=== Figure record extracts ===

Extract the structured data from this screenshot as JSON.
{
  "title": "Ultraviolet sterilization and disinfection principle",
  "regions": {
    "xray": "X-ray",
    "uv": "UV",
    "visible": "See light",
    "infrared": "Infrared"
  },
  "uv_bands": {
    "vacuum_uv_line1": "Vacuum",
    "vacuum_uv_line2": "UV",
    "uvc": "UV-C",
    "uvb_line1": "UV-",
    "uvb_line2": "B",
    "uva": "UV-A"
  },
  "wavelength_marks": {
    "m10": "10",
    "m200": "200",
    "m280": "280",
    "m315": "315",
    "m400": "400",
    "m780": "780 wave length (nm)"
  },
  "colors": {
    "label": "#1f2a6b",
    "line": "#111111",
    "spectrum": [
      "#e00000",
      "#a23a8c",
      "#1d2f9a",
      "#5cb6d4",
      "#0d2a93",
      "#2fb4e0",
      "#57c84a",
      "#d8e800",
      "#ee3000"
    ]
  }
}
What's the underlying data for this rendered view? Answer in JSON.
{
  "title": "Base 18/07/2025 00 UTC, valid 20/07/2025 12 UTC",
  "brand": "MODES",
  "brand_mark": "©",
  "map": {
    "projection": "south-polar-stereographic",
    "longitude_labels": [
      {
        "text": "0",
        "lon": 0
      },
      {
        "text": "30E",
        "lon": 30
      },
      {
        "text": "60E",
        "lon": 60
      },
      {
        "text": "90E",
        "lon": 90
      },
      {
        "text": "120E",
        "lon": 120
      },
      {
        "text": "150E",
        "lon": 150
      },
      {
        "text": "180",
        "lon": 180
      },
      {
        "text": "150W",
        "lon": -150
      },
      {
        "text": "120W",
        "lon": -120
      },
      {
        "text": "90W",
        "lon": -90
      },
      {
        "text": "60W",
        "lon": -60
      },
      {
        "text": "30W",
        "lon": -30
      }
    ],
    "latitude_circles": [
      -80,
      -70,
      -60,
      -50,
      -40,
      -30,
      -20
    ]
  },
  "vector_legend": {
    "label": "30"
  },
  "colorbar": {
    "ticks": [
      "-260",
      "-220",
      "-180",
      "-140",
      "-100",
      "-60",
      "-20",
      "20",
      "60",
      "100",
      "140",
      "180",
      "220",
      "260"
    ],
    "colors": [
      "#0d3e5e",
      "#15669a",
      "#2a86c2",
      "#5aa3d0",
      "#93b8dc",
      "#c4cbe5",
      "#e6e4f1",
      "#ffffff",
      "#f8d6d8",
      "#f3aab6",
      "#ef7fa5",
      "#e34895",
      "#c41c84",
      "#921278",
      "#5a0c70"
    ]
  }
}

=== Direction ===
Lines of the material that contain the word "JSON" are to be gathered.

=== Final result ===
Extract the structured data from this screenshot as JSON.
What's the underlying data for this rendered view? Answer in JSON.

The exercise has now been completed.